## Begin
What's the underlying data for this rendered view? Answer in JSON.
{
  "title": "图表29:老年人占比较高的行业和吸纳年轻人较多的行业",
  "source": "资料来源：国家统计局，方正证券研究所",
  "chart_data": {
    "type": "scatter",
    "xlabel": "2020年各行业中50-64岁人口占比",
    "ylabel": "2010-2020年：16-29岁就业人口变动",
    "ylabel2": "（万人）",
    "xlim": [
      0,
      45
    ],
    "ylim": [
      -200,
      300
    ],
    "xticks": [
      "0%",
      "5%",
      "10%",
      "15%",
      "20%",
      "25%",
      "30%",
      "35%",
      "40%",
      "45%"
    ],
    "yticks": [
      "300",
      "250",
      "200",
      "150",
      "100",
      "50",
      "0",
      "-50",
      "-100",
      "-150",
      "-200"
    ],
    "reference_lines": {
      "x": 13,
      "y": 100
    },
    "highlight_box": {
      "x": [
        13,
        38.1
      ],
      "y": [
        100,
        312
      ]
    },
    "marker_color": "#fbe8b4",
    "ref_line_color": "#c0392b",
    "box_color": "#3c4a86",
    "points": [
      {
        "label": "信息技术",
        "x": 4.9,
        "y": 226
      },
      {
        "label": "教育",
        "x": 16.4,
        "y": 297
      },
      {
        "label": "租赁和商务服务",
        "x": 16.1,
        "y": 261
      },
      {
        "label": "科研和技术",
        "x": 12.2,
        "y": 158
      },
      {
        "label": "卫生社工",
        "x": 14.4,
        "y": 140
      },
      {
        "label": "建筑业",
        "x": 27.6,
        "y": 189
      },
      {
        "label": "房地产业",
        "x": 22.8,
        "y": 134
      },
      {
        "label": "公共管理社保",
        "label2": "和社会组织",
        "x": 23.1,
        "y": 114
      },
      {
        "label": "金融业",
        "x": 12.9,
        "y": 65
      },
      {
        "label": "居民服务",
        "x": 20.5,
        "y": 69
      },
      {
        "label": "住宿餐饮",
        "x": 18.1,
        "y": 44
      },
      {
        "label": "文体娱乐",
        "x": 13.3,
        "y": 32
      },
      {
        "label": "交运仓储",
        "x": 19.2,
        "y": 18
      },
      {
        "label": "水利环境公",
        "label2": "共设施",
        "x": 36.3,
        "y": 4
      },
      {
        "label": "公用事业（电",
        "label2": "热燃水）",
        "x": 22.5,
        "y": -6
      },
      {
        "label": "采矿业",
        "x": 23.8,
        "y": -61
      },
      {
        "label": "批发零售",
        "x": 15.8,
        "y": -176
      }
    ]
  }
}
## End
> [REQUIRED WORK]:
Your task is to repeat every line exactly.

> [TASK RESPONSE]:
What's the underlying data for this rendered view? Answer in JSON.
{
  "title": "图表29:老年人占比较高的行业和吸纳年轻人较多的行业",
  "source": "资料来源：国家统计局，方正证券研究所",
  "chart_data": {
    "type": "scatter",
    "xlabel": "2020年各行业中50-64岁人口占比",
    "ylabel": "2010-2020年：16-29岁就业人口变动",
    "ylabel2": "（万人）",
    "xlim": [
      0,
      45
    ],
    "ylim": [
      -200,
      300
    ],
    "xticks": [
      "0%",
      "5%",
      "10%",
      "15%",
      "20%",
      "25%",
      "30%",
      "35%",
      "40%",
      "45%"
    ],
    "yticks": [
      "300",
      "250",
      "200",
      "150",
      "100",
      "50",
      "0",
      "-50",
      "-100",
      "-150",
      "-200"
    ],
    "reference_lines": {
      "x": 13,
      "y": 100
    },
    "highlight_box": {
      "x": [
        13,
        38.1
      ],
      "y": [
        100,
        312
      ]
    },
    "marker_color": "#fbe8b4",
    "ref_line_color": "#c0392b",
    "box_color": "#3c4a86",
    "points": [
      {
        "label": "信息技术",
        "x": 4.9,
        "y": 226
      },
      {
        "label": "教育",
        "x": 16.4,
        "y": 297
      },
      {
        "label": "租赁和商务服务",
        "x": 16.1,
        "y": 261
      },
      {
        "label": "科研和技术",
        "x": 12.2,
        "y": 158
      },
      {
        "label": "卫生社工",
        "x": 14.4,
        "y": 140
      },
      {
        "label": "建筑业",
        "x": 27.6,
        "y": 189
      },
      {
        "label": "房地产业",
        "x": 22.8,
        "y": 134
      },
      {
        "label": "公共管理社保",
        "label2": "和社会组织",
        "x": 23.1,
        "y": 114
      },
      {
        "label": "金融业",
        "x": 12.9,
        "y": 65
      },
      {
        "label": "居民服务",
        "x": 20.5,
        "y": 69
      },
      {
        "label": "住宿餐饮",
        "x": 18.1,
        "y": 44
      },
      {
        "label": "文体娱乐",
        "x": 13.3,
        "y": 32
      },
      {
        "label": "交运仓储",
        "x": 19.2,
        "y": 18
      },
      {
        "label": "水利环境公",
        "label2": "共设施",
        "x": 36.3,
        "y": 4
      },
      {
        "label": "公用事业（电",
        "label2": "热燃水）",
        "x": 22.5,
        "y": -6
      },
      {
        "label": "采矿业",
        "x": 23.8,
        "y": -61
      },
      {
        "label": "批发零售",
        "x": 15.8,
        "y": -176
      }
    ]
  }
}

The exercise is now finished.